_Conjunto de tareas_.
#1 Responde estas preguntas sobre el texto acerca de la asunción de María:
(a) Según la idea de san Efrén, ¿qué no sufrió el cuerpo virginal de María después de la muerte?
(b) ¿En qué época sitúan los críticos los relatos apócrifos más antiguos sobre el Tránsito de María?
(c) ¿Qué día se fijó la celebración del Tránsito o Dormición de María, y por decreto de quién?
#2 ¿Podrías redactar la parte siguiente del texto sobre la asunción de María, a partir de su última frase?

_Texto seleccionado_.
Como falta un testimonio explícito y directo de la Escritura sobre la asunción de María a los cielos y no hay tampoco en la tradición de los tres primeros siglos ningún tipo de referencia al destino final de la Virgen, ni se había precisado aún una doctrina escatológica segura.

Las primeras indicaciones -que han de considerarse como simples huellas- se recogen entre finales del S. IV y finales del S. V: desde la idea de san Efrén, según el cual el cuerpo virginal de María no sufrió la corrupción después de la muerte, hasta la afirmación de Timoteo de Jerusalén de que la Virgen seguiría siendo inmortal, ya que Cristo la habría trasladado a los lugares de su ascensión (PG 86,245c); desde la afirmación de san Epifanio de que el final terreno de María estuvo «lleno de prodigios» y de que casi ciertamente María posee ya con su carne el reino de los cielos (PG 41,777b), hasta la convicción expresada por el opúsculo siriaco Obsequia B. Virginis de que el alma de María, inmediatamente después de su muerte, se habría reunido de nuevo a su cuerpo.

A finales del S. V es cuando los críticos sitúan igualmente los relatos /apócrifos más antiguos sobre el Tránsito de María, que subrayando la idea de una muerte singular de la madre del Señor, representa el elemento primordial a partir del cual se desarrollará sucesivamente la reflexión en torno a la asunción.

 

EN EL SIGLO VI

Este siglo tiene una especial importancia para el desarrollo histórico en oriente de la creencia en la asunción. Efectivamente, en oriente comienza a difundirse la celebración litúrgica del Tránsito o Dormición de María, fijada el día 15 de agosto por decreto particular del emperador Mauricio (PG 147,292).

_Información extraída_.

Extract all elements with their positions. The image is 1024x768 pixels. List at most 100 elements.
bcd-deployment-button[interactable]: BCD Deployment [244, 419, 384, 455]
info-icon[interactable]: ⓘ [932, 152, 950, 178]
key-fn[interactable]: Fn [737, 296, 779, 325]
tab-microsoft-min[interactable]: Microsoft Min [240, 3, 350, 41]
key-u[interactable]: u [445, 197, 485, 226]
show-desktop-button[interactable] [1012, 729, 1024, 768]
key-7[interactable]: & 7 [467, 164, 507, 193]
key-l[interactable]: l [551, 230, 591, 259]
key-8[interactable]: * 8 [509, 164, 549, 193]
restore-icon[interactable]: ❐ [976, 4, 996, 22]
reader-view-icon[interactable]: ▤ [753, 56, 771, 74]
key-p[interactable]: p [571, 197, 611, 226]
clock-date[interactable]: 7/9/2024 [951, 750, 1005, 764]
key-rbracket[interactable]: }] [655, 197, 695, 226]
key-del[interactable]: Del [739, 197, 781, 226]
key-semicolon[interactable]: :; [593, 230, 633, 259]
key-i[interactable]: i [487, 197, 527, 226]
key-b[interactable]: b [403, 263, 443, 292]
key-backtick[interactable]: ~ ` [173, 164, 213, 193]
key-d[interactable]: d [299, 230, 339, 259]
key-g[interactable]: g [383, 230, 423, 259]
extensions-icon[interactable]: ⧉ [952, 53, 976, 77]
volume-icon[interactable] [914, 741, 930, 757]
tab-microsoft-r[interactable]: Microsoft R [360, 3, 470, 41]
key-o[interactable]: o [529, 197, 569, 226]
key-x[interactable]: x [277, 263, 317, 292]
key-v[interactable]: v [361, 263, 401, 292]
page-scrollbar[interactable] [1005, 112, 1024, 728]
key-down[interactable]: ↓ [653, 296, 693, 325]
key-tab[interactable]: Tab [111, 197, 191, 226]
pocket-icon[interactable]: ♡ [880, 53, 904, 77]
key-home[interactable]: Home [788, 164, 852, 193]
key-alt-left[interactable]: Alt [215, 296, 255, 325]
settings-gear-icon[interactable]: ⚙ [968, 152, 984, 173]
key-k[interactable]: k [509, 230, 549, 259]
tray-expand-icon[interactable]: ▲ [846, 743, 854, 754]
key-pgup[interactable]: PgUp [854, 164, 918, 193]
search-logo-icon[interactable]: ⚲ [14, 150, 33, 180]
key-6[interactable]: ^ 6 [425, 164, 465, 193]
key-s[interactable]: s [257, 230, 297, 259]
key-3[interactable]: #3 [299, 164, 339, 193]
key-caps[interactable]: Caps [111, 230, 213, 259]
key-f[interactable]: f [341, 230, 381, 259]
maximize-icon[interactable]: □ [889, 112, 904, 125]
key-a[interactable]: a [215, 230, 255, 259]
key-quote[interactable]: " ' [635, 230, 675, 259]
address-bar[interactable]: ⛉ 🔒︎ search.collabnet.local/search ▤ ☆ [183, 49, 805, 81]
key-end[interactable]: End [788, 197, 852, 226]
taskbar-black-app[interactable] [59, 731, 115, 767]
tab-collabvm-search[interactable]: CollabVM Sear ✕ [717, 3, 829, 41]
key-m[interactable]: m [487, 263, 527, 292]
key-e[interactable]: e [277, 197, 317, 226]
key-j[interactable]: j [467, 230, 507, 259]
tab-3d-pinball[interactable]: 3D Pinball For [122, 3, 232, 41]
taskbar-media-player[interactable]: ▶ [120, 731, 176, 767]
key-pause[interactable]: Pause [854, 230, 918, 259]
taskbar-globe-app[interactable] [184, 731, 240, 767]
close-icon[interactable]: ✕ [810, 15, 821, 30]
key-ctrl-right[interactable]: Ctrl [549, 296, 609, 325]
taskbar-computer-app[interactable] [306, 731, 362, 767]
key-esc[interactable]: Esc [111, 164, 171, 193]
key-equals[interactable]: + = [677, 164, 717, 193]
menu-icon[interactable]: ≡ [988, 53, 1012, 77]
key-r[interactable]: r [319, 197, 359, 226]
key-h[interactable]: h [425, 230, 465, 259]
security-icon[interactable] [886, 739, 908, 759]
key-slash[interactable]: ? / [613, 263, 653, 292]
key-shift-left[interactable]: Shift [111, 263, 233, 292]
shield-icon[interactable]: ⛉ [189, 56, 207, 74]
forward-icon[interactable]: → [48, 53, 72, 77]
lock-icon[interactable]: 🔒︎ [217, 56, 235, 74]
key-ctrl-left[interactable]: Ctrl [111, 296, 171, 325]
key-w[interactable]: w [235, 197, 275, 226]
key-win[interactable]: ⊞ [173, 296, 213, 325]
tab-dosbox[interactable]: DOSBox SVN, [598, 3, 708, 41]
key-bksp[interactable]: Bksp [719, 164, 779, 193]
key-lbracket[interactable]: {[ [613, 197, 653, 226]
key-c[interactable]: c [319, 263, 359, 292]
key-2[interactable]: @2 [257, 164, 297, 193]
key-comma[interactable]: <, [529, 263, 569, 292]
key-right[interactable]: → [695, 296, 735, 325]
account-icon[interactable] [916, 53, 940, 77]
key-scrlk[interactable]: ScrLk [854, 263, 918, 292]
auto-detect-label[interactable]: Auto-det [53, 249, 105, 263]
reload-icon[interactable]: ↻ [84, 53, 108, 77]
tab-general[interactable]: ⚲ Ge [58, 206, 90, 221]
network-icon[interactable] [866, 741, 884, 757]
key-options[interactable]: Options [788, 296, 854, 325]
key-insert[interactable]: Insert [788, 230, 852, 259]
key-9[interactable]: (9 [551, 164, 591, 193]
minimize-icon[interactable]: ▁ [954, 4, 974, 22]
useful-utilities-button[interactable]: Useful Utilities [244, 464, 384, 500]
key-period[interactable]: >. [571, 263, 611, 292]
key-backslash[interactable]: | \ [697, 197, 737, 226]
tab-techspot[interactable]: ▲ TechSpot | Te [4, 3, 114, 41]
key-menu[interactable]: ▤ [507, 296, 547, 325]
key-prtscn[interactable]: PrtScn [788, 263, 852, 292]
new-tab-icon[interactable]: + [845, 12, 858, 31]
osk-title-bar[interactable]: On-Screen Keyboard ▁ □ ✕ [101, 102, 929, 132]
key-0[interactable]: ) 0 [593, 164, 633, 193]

_Respuestas esperadas_.
#1
(a) La corrupción.
(b) A finales del siglo V.
(c) El 15 de agosto, por decreto particular del emperador Mauricio.

#2
En la iglesia copta se celebraba la fiesta de la muerte y, sucesivamente, la de la resurrección de María, más exactamente en las fechas del 6 de enero y del 9 de agosto; esta costumbre se ha conservado hasta nuestros días. Igualmente la iglesia abisinia, estrechamente relacionada con la copta, celebra estos dos momentos del destino final de la Virgen.

También la iglesia armenia celebra la gloriosa resurrección de María, sin conmemorar su resurrección, dado que admite la traslación del cuerpo incorrupto a un lugar desconocido.

Hay que reconocer que este desarrollo de la fiesta litúrgica del Tránsito o Dormición, en oriente, representa una clave de bóveda y un punto histórico fundamental para el posterior ahondamiento de la reflexión teológica y de la fe del pueblo en la asunción de María.

 

DEL SIGLO VII AL X

En este período, en la iglesia greco-bizantina, son numerosos los testimonios de los padres, doctores y teólogos que afirman la asunción corporal de María después de su muerte y resurrección; baste recordar aquí a san Modesto de Jerusalén (+ 634), a san Germán de Constantinopla (+ 733), a san Andrés de Creta (+ 740), a san Juan Damasceno (+ 749), a san Cosme el Melode (+ 743), a san Teodoro Estudita (+ 826), a Jorge de Nicomedia (+ 880).

Pero su testimonio no quiere decir universalidad de parecer entre los teólogos bizantinos de este largo período. En efecto, para otros teólogos es muy grande la incertidumbre sobre la realización corpórea de la Virgen y sobre su destino final.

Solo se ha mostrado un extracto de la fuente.